[Written exercise]
Only the lines holding the string "throughout" are needed. Copy each one.

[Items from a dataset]
— begin —

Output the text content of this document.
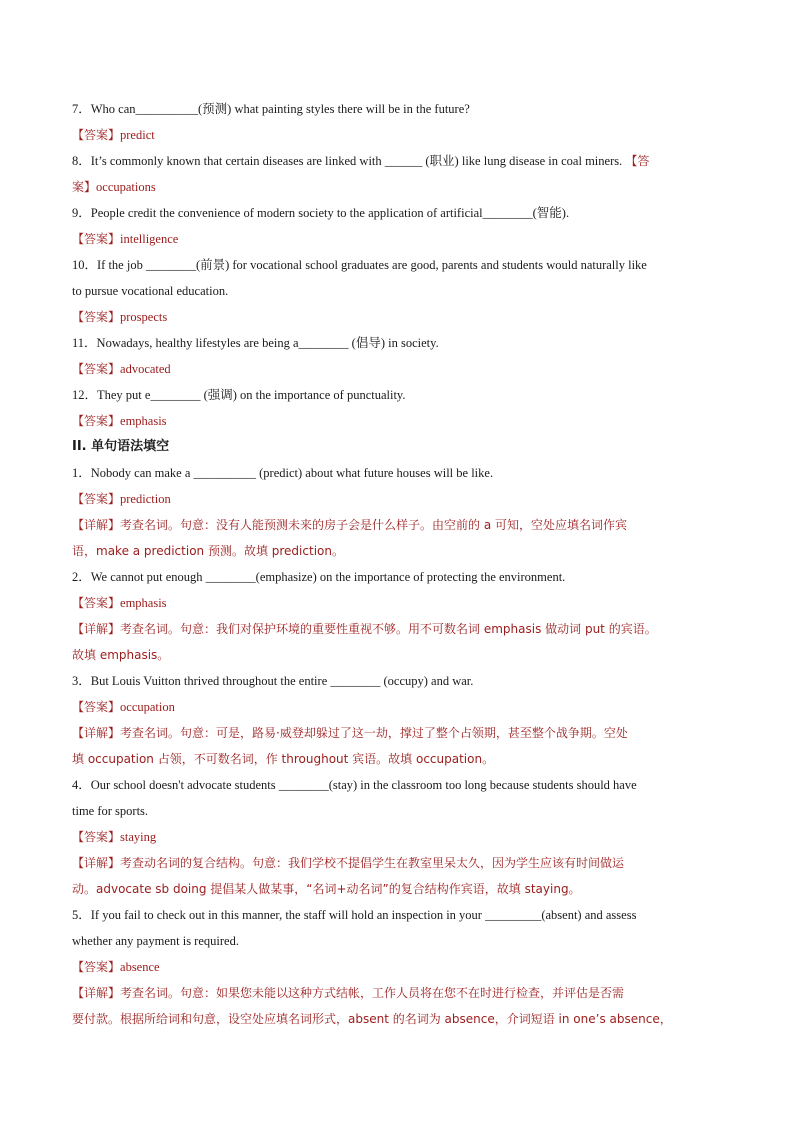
7．Who can__________(预测) what painting styles there will be in the future?
【答案】predict
8．It’s commonly known that certain diseases are linked with ______ (职业) like lung disease in coal miners. 【答
案】occupations
9．People credit the convenience of modern society to the application of artificial________(智能).
【答案】intelligence
10．If the job ________(前景) for vocational school graduates are good, parents and students would naturally like
to pursue vocational education.
【答案】prospects
11．Nowadays, healthy lifestyles are being a________ (倡导) in society.
【答案】advocated
12．They put e________ (强调) on the importance of punctuality.
【答案】emphasis
II. 单句语法填空
1．Nobody can make a __________ (predict) about what future houses will be like.
【答案】prediction
【详解】考查名词。句意：没有人能预测未来的房子会是什么样子。由空前的 a 可知，空处应填名词作宾
语，make a prediction 预测。故填 prediction。
2．We cannot put enough ________(emphasize) on the importance of protecting the environment.
【答案】emphasis
【详解】考查名词。句意：我们对保护环境的重要性重视不够。用不可数名词 emphasis 做动词 put 的宾语。
故填 emphasis。
3．But Louis Vuitton thrived throughout the entire ________ (occupy) and war.
【答案】occupation
【详解】考查名词。句意：可是，路易·威登却躲过了这一劫，撑过了整个占领期，甚至整个战争期。空处
填 occupation 占领，不可数名词，作 throughout 宾语。故填 occupation。
4．Our school doesn't advocate students ________(stay) in the classroom too long because students should have
time for sports.
【答案】staying
【详解】考查动名词的复合结构。句意：我们学校不提倡学生在教室里呆太久，因为学生应该有时间做运
动。advocate sb doing 提倡某人做某事，“名词+动名词”的复合结构作宾语，故填 staying。
5．If you fail to check out in this manner, the staff will hold an inspection in your _________(absent) and assess
whether any payment is required.
【答案】absence
【详解】考查名词。句意：如果您未能以这种方式结帐，工作人员将在您不在时进行检查，并评估是否需
要付款。根据所给词和句意，设空处应填名词形式，absent 的名词为 absence，介词短语 in one’s absence，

— end —

[Solution]
3．But Louis Vuitton thrived throughout the entire ________ (occupy) and war.
填 occupation 占领，不可数名词，作 throughout 宾语。故填 occupation。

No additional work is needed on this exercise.